EXERCISE REQUIREMENTS:
Identify the lines holding "below" and copy them.

RECORD EXCERPTS:

───

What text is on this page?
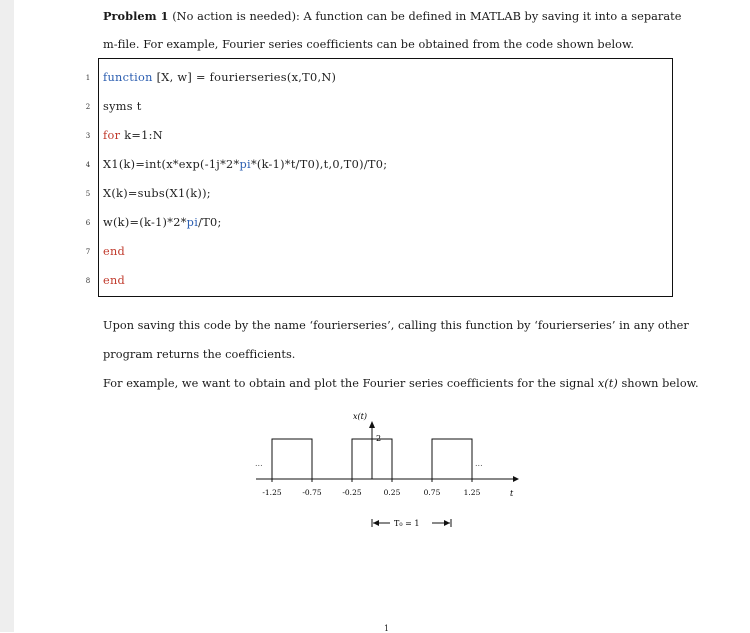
Problem 1 (No action is needed): A function can be defined in MATLAB by saving it into a separate
m-file. For example, Fourier series coefficients can be obtained from the code shown below.
1 function [X, w] = fourierseries(x,T0,N)
2 syms t
3 for k=1:N
4 X1(k)=int(x*exp(-1j*2*pi*(k-1)*t/T0),t,0,T0)/T0;
5 X(k)=subs(X1(k));
6 w(k)=(k-1)*2*pi/T0;
7 end
8 end
Upon saving this code by the name ‘fourierseries’, calling this function by ‘fourierseries’ in any other
program returns the coefficients.
For example, we want to obtain and plot the Fourier series coefficients for the signal x(t) shown below.
x(t)
t
2
...	...
-1.25	-0.75	-0.25	0.25	0.75	1.25
T₀ = 1
1
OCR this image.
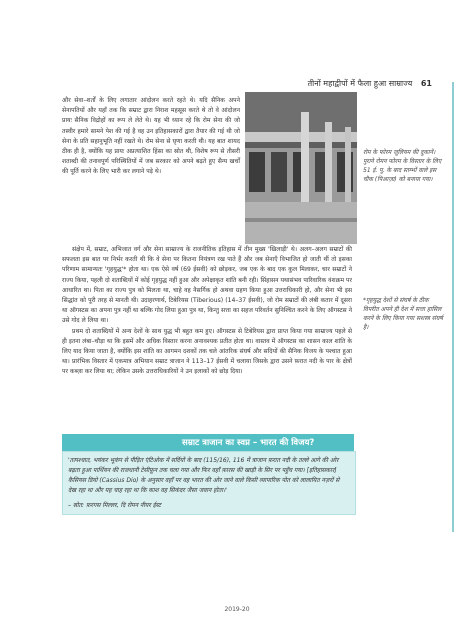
तीनों महाद्वीपों में फैला हुआ साम्राज्य 61

और सेवा–शर्तों के लिए लगातार आंदोलन करते रहते थे। यदि सैनिक अपने सेनापतियों और यहाँ तक कि सम्राट द्वारा निराश महसूस करते थे तो वे आंदोलन प्रायः सैनिक विद्रोहों का रूप ले लेते थे। यह भी ध्यान रहे कि रोम सेना की जो तस्वीर हमारे सामने पेश की गई है वह उन इतिहासकारों द्वारा तैयार की गई थी जो सेना के प्रति सहानुभूति नहीं रखते थे। रोम सेना से घृणा करती थी। यह बात शायद ठीक ही है, क्योंकि यह प्रायः अप्रत्याशित हिंसा का स्रोत थी, विशेष रूप से तीसरी शताब्दी की तनावपूर्ण परिस्थितियों में जब सरकार को अपने बढ़ते हुए सैन्य खर्चों की पूर्ति करने के लिए भारी कर लगाने पड़े थे।

रोम के फोरम जूलियम की दुकानें। पुराने रोमन फोरम के विस्तार के लिए 51 ई. पू. के बाद स्तम्भों वाले इस चौक (पिआज़ा) को बनाया गया।

संक्षेप में, सम्राट, अभिजात वर्ग और सेना साम्राज्य के राजनीतिक इतिहास में तीन मुख्य 'खिलाड़ी' थे। अलग–अलग सम्राटों की सफलता इस बात पर निर्भर करती थी कि वे सेना पर कितना नियंत्रण रख पाते हैं और जब सेनाएँ विभाजित हो जाती थीं तो इसका परिणाम सामान्यतः 'गृहयुद्ध'* होता था। एक ऐसे वर्ष (69 ईसवी) को छोड़कर, जब एक के बाद एक कुल मिलाकर, चार सम्राटों ने राज्य किया, पहली दो शताब्दियों में कोई गृहयुद्ध नहीं हुआ और अपेक्षाकृत शांति बनी रही। सिंहासन यथासंभव पारिवारिक वंशक्रम पर आधारित था। पिता का राज्य पुत्र को मिलता था, चाहे वह नैसर्गिक हो अथवा ग्रहण किया हुआ उत्तराधिकारी हो, और सेना भी इस सिद्धांत को पूरी तरह से मानती थी। उदाहरणार्थ, टिबेरियस (Tiberious) (14–37 ईसवी), जो रोम सम्राटों की लंबी कतार में दूसरा था ऑगस्टस का अपना पुत्र नहीं था बल्कि गोद लिया हुआ पुत्र था, किन्तु सत्ता का सहज परिवर्तन सुनिश्चित करने के लिए ऑगस्टस ने उसे गोद ले लिया था।

प्रथम दो शताब्दियों में अन्य देशों के साथ युद्ध भी बहुत कम हुए। ऑगस्टस से टिबेरियस द्वारा प्राप्त किया गया साम्राज्य पहले से ही इतना लंबा–चौड़ा था कि इसमें और अधिक विस्तार करना अनावश्यक प्रतीत होता था। वास्तव में ऑगस्टस का शासन काल शांति के लिए याद किया जाता है, क्योंकि इस शांति का आगमन दशकों तक चले आंतरिक संघर्ष और सदियों की सैनिक विजय के पश्चात हुआ था। प्रारंभिक विस्तार में एकमात्र अभियान सम्राट त्राजान ने 113–17 ईसवी में चलाया जिसके द्वारा उसने फ़रात नदी के पार के क्षेत्रों पर कब्ज़ा कर लिया था; लेकिन उसके उत्तराधिकारियों ने उन इलाकों को छोड़ दिया।

*गृहयुद्ध देशों से संघर्ष के ठीक विपरीत अपने ही देश में सत्ता हासिल करने के लिए किया गया सशस्त्र संघर्ष है।
सम्राट त्राजान का स्वप्न – भारत की विजय?
'तत्पश्चात, भयंकर भूकंप से पीड़ित एंटिओक में सर्दियों के बाद (115/16), 116 में त्राजान फ़रात नदी के तल्ले आगे की ओर बढ़ता हुआ पार्थियन की राजधानी टेसीफ़ून तक चला गया और फिर वहाँ फ़ारस की खाड़ी के सिर पर पहुँच गया। [इतिहासकार] कैसियस डियो (Cassius Dio) के अनुसार वहाँ पर वह भारत की ओर जाने वाले किसी व्यापारिक पोत को लालायित नज़रों से देख रहा था और यह चाह रहा था कि काश वह सिकंदर जैसा जवान होता।'
– स्रोत: फ़रगस मिल्लर, दि रोमन नीयर ईस्ट
2019-20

───

SOLUTION TO THIS TASK:
m-file. For example, Fourier series coefficients can be obtained from the code shown below.
For example, we want to obtain and plot the Fourier series coefficients for the signal x(t) shown below.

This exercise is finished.